• [Given problem]:
Identify each line holding the string "badge" and copy it.

━━ Records provided

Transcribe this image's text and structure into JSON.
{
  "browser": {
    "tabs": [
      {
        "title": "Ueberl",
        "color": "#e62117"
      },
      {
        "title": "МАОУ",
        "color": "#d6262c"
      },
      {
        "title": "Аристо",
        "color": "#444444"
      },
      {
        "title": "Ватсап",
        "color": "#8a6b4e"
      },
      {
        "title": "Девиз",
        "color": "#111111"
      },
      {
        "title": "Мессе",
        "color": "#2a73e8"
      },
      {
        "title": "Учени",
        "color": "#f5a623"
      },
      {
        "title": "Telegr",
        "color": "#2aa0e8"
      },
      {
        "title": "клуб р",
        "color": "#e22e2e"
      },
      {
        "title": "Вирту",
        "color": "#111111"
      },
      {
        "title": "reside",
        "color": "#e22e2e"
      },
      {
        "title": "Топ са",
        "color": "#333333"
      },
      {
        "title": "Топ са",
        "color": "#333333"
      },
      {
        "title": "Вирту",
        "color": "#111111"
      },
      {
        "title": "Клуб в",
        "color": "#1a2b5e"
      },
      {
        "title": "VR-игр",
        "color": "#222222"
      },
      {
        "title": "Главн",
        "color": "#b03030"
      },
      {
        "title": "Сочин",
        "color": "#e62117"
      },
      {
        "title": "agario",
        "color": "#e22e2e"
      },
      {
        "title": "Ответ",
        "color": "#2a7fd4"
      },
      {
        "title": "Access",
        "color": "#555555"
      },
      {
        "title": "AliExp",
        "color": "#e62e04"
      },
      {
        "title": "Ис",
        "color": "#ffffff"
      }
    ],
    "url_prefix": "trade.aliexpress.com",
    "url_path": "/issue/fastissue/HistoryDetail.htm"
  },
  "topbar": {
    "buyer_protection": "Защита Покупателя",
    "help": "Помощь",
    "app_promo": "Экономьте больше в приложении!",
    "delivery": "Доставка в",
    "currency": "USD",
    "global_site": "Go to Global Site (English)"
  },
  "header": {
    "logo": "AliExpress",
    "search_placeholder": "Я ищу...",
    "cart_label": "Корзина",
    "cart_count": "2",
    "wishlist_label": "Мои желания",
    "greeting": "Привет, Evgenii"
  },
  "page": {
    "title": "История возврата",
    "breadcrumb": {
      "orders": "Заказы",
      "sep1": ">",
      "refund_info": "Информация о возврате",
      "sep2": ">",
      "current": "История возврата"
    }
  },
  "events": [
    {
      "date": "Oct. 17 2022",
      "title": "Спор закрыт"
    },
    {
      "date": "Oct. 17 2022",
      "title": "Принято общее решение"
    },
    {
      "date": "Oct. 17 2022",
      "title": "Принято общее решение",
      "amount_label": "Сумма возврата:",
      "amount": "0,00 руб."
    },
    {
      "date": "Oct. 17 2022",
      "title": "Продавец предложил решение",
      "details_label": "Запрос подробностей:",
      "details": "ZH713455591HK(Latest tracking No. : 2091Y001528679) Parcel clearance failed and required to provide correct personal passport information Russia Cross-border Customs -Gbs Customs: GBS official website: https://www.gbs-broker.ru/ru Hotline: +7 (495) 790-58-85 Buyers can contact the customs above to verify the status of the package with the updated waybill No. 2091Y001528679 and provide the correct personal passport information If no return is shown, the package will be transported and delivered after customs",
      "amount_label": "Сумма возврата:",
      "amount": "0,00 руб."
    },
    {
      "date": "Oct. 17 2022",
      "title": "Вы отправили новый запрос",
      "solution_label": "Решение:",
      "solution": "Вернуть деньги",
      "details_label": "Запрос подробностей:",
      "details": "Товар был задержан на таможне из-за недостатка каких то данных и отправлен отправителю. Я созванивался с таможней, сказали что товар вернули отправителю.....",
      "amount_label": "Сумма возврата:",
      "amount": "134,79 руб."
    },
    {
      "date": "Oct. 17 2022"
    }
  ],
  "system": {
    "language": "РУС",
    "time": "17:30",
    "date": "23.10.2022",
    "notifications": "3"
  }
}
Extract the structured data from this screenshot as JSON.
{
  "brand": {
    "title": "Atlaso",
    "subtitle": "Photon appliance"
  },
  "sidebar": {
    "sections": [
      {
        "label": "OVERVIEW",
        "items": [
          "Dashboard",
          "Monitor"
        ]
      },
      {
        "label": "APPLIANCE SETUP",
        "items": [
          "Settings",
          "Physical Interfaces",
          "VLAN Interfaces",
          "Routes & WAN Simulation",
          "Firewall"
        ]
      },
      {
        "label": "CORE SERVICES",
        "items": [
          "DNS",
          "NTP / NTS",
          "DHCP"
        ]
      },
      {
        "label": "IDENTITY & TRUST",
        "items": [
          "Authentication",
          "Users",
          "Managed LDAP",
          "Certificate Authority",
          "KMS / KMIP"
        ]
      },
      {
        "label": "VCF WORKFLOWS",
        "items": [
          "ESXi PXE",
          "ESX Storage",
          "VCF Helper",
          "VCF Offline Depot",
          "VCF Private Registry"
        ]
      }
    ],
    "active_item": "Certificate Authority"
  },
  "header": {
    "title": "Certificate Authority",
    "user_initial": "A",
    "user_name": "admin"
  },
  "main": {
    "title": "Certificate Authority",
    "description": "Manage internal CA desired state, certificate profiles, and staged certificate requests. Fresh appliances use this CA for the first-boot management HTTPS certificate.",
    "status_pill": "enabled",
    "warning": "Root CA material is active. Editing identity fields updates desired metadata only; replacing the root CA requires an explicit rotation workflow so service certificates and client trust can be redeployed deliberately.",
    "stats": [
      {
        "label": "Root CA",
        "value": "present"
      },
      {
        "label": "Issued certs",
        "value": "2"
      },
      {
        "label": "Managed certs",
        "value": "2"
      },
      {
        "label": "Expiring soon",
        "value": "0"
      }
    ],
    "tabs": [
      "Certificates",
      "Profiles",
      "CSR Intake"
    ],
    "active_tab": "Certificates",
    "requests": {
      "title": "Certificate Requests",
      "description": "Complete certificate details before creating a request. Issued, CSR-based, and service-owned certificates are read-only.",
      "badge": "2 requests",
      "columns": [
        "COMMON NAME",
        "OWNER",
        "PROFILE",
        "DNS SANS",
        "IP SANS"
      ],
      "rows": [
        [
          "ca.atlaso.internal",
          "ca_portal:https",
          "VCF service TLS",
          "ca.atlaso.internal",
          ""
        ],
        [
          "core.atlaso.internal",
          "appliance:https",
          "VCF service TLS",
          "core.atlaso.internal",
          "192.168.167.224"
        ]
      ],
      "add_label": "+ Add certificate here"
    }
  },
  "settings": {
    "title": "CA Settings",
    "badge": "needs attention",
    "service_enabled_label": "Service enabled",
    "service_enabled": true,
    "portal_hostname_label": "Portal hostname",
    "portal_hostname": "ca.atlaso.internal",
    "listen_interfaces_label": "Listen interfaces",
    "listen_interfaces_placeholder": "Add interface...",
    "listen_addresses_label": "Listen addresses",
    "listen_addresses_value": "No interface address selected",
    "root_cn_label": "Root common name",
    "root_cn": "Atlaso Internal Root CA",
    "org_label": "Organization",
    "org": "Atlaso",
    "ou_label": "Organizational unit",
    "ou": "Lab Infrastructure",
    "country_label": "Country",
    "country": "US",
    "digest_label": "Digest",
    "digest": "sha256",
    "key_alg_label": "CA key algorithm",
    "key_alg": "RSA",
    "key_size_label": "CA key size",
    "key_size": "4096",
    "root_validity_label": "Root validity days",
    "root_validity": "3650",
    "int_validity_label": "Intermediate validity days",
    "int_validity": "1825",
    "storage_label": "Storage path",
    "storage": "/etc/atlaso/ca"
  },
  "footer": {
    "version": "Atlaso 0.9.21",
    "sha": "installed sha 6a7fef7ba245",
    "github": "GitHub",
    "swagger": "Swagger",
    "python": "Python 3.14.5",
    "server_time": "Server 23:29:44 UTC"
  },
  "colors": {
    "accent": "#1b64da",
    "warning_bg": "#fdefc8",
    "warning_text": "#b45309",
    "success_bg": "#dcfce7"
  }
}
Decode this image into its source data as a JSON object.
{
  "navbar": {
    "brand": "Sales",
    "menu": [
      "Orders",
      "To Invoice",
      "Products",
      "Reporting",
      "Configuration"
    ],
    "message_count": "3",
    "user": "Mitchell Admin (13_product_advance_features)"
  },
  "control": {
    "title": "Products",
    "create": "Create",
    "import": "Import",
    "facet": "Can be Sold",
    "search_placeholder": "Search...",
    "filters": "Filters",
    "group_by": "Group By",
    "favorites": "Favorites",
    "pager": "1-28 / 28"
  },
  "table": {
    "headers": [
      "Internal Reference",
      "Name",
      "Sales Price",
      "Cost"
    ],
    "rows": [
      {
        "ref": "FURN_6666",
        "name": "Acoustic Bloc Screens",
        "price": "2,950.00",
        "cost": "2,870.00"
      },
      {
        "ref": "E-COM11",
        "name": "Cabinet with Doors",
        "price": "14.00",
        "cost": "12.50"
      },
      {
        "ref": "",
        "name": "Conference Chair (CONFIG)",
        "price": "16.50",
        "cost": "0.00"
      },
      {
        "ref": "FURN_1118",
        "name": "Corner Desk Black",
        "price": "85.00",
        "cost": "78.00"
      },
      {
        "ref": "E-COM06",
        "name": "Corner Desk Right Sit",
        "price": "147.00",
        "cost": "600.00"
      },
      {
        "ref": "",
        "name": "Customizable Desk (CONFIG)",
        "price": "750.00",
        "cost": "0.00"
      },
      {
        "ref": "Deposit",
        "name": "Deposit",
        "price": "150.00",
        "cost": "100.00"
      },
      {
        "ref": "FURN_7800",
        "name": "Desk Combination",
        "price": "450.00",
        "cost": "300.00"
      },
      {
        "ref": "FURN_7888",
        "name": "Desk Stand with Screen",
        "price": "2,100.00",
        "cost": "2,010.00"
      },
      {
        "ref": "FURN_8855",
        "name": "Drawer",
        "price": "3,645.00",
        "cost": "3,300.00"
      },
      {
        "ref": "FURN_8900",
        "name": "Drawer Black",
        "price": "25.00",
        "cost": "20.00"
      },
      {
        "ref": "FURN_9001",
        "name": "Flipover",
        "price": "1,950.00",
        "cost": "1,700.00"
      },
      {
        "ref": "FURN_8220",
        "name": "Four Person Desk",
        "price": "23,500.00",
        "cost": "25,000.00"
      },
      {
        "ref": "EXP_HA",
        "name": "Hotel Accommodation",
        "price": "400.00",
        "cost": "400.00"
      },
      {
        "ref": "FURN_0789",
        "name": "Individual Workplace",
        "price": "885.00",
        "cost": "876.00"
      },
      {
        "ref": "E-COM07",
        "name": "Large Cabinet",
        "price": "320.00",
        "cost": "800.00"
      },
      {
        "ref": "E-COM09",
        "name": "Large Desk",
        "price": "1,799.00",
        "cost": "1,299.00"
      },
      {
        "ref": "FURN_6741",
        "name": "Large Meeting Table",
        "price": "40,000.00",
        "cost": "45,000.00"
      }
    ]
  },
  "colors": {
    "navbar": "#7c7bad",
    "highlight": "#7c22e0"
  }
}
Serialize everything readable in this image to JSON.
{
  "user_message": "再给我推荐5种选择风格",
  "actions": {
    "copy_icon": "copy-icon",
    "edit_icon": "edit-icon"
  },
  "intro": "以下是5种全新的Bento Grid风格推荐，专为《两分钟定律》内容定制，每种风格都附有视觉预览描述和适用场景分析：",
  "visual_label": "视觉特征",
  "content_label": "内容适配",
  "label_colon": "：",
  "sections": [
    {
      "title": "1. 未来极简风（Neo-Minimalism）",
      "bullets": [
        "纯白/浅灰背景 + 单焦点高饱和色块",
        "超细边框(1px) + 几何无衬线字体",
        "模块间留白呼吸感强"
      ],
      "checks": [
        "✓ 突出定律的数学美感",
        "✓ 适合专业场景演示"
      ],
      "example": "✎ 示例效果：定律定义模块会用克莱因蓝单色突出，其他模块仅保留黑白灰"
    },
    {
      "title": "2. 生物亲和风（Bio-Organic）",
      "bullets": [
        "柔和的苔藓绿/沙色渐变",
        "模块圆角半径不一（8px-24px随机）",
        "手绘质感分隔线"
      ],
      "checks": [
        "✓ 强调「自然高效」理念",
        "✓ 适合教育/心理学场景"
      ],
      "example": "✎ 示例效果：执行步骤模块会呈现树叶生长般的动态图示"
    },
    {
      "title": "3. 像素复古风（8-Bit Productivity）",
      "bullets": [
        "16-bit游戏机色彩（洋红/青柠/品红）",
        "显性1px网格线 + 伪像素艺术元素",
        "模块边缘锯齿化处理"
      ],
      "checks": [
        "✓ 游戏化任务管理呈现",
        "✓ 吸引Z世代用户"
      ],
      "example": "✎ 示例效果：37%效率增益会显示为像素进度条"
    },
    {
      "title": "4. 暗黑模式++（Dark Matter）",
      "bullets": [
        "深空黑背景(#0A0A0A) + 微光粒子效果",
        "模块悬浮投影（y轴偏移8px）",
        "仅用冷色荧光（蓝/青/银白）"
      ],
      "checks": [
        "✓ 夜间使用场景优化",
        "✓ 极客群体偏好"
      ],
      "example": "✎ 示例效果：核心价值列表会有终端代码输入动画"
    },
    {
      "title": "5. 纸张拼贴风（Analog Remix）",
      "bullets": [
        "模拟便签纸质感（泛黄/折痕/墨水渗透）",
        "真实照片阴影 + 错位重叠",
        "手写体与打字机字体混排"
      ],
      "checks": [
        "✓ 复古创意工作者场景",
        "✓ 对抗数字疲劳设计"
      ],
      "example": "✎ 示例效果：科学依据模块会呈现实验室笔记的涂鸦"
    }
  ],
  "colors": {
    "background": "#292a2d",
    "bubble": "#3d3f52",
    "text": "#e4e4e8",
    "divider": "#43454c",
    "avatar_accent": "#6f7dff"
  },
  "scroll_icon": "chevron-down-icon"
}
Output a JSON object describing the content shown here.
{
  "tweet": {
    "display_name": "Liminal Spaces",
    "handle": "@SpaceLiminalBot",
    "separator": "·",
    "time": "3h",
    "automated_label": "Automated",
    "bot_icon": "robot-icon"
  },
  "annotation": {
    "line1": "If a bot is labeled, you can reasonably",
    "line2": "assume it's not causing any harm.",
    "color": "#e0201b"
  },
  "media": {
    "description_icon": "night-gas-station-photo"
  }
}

━━━━

• [Written answer]:
      "badge": "2 requests",
    "badge": "needs attention",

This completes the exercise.